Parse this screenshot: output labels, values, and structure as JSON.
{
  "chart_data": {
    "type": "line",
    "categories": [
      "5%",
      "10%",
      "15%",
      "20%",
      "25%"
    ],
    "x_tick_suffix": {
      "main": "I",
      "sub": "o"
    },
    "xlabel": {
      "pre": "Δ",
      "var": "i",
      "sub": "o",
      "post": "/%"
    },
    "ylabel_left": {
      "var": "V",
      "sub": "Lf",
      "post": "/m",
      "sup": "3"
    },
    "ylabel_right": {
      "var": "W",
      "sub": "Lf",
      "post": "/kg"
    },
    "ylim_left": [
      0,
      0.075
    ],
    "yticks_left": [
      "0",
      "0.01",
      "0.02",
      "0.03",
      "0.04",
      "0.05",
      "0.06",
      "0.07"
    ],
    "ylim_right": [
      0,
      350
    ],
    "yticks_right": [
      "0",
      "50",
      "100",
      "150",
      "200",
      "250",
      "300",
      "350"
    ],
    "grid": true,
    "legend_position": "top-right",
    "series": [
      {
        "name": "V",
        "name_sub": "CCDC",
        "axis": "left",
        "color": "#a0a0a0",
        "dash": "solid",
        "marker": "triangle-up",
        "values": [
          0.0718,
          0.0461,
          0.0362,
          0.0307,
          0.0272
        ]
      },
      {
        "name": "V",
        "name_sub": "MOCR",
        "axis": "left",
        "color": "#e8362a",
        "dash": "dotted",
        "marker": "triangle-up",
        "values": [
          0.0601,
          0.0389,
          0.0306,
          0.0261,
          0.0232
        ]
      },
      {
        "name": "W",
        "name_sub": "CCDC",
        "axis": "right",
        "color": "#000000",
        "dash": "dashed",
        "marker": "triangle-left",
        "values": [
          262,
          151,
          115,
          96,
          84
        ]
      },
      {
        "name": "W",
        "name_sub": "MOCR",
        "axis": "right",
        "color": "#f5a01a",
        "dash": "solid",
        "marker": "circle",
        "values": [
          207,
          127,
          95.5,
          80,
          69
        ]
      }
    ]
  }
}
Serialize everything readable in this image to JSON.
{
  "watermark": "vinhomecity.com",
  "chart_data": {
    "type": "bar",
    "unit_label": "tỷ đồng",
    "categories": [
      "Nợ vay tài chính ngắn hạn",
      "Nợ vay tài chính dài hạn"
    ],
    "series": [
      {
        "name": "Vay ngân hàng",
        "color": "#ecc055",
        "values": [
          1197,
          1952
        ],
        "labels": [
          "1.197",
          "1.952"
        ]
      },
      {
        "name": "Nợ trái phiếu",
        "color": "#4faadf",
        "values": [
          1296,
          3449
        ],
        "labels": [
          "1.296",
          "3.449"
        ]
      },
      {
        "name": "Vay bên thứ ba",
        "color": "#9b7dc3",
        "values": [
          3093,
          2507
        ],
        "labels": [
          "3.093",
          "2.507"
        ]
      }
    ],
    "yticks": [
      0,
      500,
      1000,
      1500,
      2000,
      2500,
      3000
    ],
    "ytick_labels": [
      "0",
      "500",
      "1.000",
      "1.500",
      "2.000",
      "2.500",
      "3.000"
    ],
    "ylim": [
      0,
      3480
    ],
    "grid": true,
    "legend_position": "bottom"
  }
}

++++++

- Job: From the entries above, return each line with the word "chính" in it.

- Worked solution:
      "Nợ vay tài chính ngắn hạn",
      "Nợ vay tài chính dài hạn"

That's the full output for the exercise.